EXERCISE DIRECTIONS ▸
Show all lines from the data that include the word "Harga".
◆ ◆ ◆ ◆ ◆
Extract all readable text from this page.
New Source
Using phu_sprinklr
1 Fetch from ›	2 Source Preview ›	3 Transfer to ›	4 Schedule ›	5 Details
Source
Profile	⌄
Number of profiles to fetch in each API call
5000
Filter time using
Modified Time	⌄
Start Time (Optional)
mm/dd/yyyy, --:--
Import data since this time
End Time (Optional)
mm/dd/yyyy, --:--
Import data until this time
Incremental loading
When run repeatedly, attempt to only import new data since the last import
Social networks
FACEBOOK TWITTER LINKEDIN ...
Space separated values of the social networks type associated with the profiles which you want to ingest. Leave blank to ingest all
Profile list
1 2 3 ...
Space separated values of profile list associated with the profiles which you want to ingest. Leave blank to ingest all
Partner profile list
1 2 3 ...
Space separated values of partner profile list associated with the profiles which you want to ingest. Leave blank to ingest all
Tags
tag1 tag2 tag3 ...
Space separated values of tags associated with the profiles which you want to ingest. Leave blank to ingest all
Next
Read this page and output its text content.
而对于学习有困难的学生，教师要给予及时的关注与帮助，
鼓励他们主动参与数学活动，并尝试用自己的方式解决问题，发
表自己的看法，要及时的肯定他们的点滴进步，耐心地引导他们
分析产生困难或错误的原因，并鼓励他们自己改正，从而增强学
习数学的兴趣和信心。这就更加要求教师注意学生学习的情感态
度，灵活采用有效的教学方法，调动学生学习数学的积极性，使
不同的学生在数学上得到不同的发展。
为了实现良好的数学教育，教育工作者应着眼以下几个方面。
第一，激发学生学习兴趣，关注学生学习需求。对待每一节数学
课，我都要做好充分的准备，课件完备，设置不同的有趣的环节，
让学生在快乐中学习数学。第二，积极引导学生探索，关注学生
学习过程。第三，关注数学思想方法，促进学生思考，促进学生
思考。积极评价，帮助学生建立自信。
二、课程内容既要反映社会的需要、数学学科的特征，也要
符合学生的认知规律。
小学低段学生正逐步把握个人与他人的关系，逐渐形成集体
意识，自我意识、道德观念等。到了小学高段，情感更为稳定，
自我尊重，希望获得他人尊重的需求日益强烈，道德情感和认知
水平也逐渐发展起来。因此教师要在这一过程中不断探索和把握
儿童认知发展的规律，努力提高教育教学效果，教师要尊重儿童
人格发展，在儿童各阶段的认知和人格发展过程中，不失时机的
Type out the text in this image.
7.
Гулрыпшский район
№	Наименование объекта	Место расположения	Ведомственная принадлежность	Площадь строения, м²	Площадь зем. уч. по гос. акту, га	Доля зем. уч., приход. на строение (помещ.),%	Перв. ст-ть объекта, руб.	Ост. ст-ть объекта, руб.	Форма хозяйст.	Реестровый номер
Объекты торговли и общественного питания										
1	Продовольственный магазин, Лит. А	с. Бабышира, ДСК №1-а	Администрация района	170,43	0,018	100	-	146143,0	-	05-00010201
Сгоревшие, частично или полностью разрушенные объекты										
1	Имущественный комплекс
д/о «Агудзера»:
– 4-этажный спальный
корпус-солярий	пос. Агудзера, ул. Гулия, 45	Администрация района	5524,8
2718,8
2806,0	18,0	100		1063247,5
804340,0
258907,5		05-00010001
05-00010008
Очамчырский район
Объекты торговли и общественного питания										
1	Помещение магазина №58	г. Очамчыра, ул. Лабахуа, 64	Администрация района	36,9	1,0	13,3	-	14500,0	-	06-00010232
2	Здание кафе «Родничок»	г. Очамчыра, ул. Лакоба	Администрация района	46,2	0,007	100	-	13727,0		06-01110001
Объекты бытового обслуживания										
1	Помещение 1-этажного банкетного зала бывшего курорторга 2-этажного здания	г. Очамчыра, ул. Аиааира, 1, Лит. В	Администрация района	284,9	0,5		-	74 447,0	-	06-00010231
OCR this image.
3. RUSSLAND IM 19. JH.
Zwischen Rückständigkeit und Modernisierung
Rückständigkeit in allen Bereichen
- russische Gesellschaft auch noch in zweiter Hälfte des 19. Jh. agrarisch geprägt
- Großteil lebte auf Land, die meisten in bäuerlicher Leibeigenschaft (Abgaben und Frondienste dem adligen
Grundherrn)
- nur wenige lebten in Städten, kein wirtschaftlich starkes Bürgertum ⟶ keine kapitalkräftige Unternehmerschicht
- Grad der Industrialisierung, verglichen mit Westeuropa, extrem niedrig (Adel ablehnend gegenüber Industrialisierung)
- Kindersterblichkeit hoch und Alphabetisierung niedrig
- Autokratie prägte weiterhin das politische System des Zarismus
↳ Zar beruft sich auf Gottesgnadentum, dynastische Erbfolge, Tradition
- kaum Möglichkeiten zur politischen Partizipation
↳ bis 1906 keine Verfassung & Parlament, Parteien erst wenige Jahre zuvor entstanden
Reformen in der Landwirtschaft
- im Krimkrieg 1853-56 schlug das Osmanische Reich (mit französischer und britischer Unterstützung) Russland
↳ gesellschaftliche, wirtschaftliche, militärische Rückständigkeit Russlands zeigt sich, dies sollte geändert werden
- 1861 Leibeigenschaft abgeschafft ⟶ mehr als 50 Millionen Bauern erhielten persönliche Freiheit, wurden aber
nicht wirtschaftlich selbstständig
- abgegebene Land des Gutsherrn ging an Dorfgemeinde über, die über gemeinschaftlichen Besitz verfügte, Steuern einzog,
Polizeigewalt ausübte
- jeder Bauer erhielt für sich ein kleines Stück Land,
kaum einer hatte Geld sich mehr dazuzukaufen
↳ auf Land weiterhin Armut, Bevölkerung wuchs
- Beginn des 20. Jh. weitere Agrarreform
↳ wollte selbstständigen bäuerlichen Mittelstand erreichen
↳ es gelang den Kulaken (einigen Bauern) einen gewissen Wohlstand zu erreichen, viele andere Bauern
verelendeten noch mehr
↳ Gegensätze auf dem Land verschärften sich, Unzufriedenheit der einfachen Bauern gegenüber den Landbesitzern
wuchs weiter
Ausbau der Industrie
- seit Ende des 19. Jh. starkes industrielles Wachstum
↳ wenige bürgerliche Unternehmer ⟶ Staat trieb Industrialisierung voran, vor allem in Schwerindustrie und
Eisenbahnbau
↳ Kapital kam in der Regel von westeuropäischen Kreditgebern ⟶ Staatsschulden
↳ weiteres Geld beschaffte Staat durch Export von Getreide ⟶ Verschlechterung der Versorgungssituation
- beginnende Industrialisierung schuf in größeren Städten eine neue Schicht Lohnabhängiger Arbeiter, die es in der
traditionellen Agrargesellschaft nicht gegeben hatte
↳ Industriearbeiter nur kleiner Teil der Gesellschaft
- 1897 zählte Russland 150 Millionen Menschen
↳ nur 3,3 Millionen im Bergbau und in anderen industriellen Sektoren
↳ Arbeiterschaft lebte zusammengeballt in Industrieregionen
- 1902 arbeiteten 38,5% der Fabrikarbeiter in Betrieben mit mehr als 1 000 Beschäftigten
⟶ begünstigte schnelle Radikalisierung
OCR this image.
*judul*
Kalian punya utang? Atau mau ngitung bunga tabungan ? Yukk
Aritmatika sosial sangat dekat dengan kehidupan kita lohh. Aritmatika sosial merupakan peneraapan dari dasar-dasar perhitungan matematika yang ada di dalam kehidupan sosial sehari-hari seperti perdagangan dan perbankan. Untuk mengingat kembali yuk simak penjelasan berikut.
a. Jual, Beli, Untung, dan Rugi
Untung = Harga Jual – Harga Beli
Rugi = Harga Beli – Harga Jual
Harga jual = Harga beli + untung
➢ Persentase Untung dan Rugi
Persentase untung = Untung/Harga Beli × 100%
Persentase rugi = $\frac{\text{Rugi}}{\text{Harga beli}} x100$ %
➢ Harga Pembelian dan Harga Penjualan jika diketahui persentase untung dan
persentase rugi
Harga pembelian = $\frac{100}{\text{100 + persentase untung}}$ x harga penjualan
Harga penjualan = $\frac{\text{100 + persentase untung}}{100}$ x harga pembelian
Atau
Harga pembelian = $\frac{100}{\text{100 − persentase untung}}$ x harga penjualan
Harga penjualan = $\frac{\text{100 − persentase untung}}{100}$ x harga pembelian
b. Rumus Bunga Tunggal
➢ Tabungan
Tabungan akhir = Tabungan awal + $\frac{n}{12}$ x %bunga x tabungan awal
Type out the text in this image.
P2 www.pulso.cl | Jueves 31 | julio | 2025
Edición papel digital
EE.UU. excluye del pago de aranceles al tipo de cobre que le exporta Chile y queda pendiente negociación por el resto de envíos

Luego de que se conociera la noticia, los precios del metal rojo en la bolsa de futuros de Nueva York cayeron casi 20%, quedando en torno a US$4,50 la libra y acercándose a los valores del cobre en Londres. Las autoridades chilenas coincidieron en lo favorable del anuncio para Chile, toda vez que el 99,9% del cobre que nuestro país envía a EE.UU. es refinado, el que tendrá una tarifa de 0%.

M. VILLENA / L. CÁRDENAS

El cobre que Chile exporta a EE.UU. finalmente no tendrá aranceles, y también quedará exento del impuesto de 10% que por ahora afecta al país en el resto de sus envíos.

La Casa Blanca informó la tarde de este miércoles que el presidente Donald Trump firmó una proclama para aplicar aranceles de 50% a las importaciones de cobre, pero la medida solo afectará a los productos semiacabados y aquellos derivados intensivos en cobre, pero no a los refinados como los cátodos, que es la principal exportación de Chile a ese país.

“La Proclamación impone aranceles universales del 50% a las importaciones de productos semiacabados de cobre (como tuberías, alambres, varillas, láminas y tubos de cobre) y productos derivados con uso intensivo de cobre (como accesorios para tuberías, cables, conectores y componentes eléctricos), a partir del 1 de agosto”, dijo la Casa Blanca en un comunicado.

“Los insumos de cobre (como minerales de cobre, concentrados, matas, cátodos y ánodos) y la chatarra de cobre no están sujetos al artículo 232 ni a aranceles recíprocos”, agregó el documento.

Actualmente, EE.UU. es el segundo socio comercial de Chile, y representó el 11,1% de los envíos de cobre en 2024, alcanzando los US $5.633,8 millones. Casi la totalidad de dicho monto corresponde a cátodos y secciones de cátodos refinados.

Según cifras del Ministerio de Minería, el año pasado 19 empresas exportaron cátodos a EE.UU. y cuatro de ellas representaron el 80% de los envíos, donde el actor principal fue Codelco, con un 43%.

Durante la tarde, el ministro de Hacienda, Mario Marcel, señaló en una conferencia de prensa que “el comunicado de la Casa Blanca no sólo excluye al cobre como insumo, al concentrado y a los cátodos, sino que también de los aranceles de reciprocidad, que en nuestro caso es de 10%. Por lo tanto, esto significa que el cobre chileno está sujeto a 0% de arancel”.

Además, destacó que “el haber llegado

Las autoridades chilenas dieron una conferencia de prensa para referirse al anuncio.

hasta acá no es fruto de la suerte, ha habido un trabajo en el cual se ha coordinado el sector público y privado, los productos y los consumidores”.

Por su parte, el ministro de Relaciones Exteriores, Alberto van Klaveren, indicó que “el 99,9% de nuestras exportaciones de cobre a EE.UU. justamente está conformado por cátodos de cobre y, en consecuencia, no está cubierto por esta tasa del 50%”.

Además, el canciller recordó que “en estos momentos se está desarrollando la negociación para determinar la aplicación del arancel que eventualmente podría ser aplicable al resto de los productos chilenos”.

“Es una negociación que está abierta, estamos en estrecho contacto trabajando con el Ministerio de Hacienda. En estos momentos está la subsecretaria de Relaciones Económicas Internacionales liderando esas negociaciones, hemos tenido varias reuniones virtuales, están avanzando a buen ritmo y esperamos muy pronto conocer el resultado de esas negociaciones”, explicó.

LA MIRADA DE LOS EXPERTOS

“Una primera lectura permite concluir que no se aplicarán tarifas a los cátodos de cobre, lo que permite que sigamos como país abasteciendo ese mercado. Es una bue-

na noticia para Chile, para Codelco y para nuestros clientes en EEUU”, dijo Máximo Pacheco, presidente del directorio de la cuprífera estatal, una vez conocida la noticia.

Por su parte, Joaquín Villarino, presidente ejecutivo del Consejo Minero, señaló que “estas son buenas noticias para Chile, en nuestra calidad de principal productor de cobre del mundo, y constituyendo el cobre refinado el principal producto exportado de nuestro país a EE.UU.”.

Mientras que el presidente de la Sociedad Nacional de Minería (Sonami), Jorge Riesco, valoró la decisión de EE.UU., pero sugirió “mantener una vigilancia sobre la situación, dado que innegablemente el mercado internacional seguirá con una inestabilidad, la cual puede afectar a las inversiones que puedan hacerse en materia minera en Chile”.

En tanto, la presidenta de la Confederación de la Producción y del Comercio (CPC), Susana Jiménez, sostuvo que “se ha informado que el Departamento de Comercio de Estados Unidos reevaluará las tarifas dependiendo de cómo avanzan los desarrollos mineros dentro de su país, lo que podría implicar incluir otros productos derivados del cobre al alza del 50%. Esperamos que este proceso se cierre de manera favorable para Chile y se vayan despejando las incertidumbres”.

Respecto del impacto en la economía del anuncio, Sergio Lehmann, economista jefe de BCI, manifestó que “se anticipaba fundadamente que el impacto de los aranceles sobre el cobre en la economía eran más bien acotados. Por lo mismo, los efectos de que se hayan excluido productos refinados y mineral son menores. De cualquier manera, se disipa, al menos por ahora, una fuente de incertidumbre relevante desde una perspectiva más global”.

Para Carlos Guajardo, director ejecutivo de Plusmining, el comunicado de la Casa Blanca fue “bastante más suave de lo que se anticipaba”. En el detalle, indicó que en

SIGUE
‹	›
◆ ◆ ◆ ◆ ◆
SOLVED PROBLEM ▸
Untung = Harga Jual – Harga Beli
Rugi = Harga Beli – Harga Jual
Harga jual = Harga beli + untung
Persentase untung = Untung/Harga Beli × 100%
Persentase rugi = $\frac{\text{Rugi}}{\text{Harga beli}} x100$ %
➢ Harga Pembelian dan Harga Penjualan jika diketahui persentase untung dan
Harga pembelian = $\frac{100}{\text{100 + persentase untung}}$ x harga penjualan
Harga penjualan = $\frac{\text{100 + persentase untung}}{100}$ x harga pembelian
Harga pembelian = $\frac{100}{\text{100 − persentase untung}}$ x harga penjualan
Harga penjualan = $\frac{\text{100 − persentase untung}}{100}$ x harga pembelian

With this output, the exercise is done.